▶ **Material supplied**
• • • • • • •

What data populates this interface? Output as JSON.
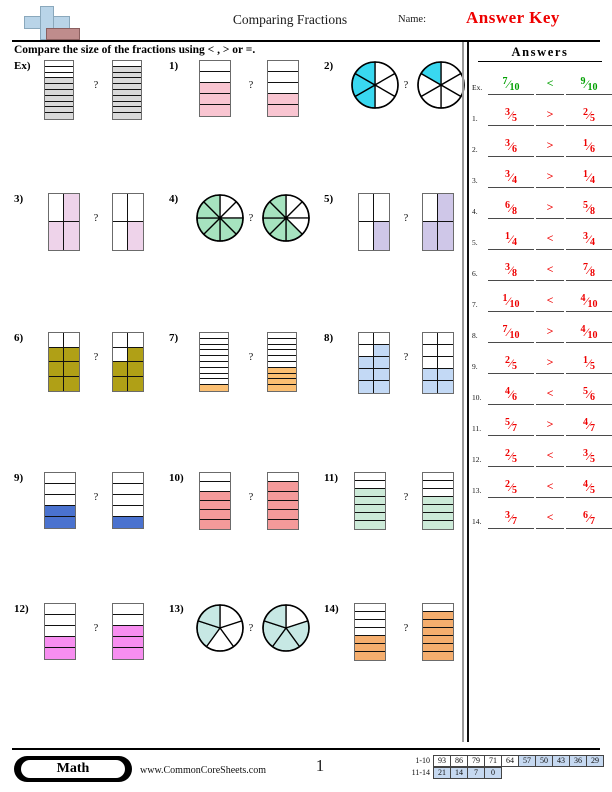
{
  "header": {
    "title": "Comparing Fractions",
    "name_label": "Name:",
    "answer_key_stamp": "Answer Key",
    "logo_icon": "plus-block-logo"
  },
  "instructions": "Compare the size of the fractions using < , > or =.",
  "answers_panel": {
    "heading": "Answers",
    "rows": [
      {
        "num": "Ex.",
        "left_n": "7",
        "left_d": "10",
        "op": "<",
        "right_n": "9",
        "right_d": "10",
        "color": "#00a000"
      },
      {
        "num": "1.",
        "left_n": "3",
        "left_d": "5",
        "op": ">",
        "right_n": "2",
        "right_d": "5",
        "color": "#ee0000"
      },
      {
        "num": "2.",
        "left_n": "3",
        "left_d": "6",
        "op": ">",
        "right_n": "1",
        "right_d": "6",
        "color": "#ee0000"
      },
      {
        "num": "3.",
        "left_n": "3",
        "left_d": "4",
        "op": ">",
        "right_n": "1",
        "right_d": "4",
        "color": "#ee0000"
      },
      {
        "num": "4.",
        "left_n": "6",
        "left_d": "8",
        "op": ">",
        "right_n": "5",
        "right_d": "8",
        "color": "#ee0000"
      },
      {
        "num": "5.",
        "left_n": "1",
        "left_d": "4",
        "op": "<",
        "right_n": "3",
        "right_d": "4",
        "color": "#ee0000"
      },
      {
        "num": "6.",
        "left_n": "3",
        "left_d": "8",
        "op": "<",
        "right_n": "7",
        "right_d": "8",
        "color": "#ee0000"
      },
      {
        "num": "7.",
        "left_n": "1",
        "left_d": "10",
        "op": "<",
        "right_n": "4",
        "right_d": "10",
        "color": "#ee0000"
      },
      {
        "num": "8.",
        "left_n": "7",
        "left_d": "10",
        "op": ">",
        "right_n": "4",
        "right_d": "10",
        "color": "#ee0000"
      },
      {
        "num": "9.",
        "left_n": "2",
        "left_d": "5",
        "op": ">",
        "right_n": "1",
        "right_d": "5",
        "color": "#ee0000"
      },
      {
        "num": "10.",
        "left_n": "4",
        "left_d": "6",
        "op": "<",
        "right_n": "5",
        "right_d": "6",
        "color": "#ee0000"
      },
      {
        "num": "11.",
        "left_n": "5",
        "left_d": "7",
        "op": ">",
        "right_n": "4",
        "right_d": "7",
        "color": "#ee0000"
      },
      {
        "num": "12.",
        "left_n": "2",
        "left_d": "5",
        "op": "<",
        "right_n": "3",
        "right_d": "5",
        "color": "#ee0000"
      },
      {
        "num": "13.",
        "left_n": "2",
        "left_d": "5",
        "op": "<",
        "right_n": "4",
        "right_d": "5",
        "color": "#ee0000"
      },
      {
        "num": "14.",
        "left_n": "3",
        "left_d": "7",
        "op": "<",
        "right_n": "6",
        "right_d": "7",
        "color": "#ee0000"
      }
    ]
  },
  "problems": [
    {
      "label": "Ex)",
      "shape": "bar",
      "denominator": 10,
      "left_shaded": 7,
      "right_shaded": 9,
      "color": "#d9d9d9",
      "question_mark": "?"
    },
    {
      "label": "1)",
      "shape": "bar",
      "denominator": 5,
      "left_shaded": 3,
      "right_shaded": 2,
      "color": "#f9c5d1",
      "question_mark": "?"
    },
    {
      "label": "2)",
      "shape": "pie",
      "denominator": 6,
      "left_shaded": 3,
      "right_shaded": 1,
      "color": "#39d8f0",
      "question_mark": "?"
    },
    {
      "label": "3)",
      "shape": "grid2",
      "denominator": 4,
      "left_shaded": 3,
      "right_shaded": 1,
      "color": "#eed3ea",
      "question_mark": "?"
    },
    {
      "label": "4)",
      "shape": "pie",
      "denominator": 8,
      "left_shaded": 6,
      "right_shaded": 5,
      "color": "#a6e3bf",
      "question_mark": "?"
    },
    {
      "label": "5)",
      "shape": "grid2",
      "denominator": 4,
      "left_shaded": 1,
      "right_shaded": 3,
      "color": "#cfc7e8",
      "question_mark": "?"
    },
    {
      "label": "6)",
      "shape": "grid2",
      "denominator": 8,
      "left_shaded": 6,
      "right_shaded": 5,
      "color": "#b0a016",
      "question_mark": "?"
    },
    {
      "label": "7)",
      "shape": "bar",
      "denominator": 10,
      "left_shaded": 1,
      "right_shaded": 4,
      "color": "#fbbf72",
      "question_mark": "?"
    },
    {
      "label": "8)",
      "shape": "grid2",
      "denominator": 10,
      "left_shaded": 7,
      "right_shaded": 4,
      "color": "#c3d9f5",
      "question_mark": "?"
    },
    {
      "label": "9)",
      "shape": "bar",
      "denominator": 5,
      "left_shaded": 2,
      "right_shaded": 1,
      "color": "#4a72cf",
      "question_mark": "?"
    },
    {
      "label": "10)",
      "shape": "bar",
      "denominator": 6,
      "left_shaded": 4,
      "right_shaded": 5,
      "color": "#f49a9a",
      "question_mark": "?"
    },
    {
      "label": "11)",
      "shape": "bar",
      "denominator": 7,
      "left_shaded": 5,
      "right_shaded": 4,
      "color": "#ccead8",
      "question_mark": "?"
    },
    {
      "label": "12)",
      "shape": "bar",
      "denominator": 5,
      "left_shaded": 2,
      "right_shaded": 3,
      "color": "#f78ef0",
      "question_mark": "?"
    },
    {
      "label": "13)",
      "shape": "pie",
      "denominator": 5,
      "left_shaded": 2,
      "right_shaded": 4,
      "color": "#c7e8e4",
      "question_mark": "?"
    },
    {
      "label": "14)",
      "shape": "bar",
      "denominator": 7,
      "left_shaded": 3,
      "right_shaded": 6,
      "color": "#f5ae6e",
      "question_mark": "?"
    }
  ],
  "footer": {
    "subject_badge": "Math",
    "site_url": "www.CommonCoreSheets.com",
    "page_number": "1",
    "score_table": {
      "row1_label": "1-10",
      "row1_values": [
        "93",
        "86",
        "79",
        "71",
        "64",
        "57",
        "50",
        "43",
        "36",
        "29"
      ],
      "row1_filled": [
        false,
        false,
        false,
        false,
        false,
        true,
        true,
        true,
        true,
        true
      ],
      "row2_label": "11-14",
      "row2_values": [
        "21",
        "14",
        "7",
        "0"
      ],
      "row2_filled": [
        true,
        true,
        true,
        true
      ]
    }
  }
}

• • • • • • •

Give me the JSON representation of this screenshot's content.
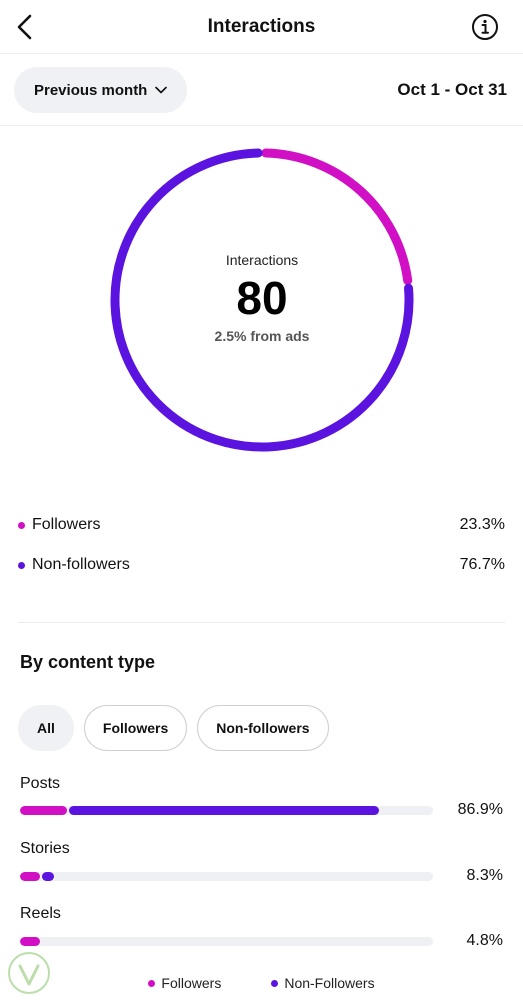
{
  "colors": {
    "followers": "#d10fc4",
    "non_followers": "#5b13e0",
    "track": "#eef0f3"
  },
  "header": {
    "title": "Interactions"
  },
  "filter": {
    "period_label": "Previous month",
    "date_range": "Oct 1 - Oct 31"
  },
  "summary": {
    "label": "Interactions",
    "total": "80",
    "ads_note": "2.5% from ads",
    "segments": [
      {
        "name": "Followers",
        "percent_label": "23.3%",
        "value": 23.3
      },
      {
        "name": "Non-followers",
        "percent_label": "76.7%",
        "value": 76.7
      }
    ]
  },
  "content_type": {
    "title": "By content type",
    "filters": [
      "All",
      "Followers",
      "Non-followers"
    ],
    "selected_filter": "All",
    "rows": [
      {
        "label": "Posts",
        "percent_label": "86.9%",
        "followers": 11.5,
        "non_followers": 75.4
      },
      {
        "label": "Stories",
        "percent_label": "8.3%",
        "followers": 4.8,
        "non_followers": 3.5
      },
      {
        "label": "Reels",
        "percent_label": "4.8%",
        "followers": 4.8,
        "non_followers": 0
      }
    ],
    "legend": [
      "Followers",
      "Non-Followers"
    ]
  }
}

• • • • • • •

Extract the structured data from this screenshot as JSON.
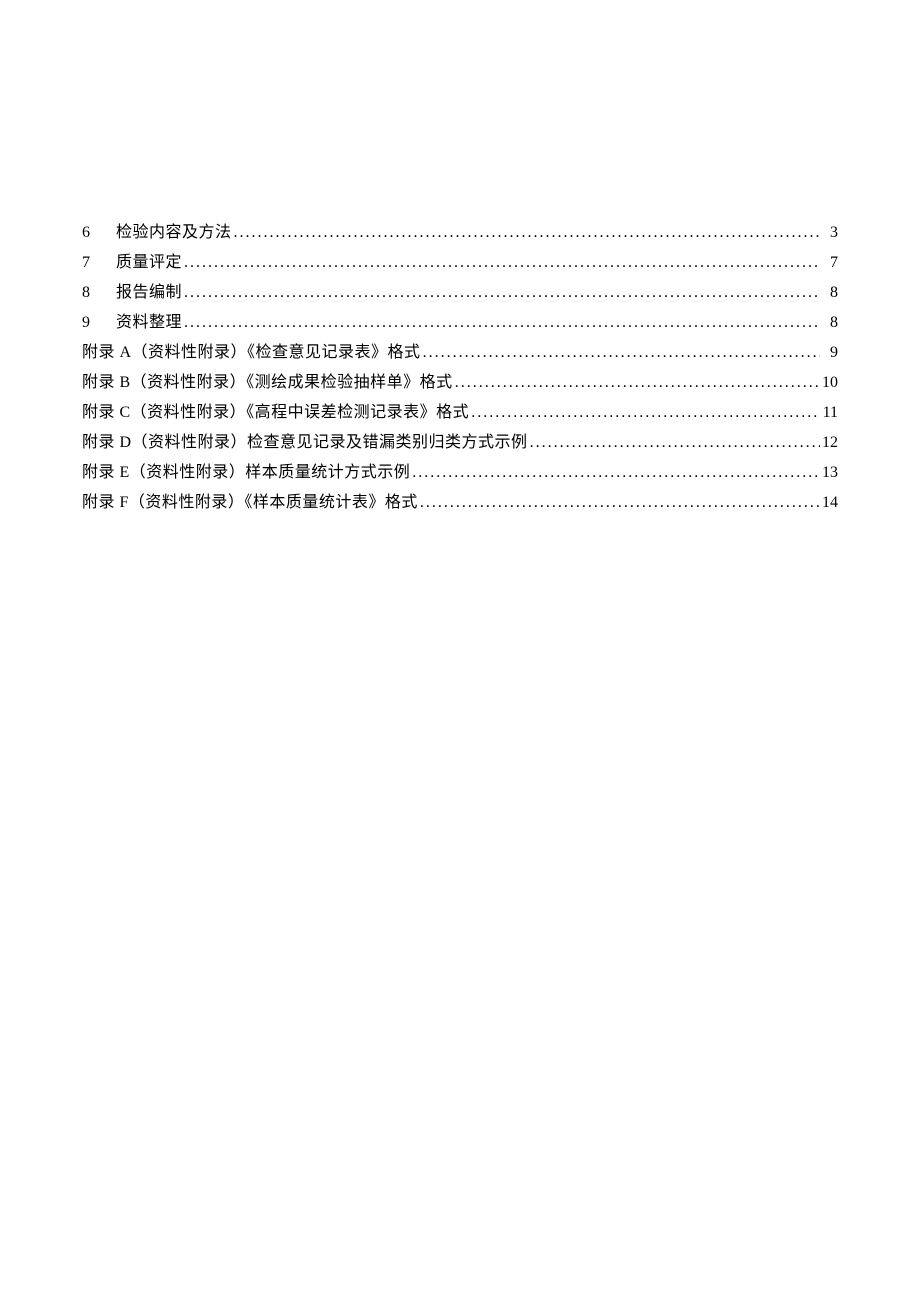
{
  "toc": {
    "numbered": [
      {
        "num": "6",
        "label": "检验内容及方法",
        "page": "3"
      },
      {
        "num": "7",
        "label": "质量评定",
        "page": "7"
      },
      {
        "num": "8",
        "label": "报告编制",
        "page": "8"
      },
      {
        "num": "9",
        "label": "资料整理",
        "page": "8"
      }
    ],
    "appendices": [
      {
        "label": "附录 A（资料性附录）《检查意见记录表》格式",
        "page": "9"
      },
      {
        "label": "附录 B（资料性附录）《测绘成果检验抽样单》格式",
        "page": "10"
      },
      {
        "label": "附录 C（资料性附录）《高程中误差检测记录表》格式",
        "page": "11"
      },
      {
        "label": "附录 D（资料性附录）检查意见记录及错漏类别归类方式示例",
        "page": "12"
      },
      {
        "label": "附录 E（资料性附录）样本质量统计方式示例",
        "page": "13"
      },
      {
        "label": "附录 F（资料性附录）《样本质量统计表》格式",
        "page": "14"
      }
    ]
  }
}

• • • • • • •

▶ **Exercise details**
Looking at the records above, work out how many lines include the string "data". Give the number and nothing else.

▶ **Final result**
2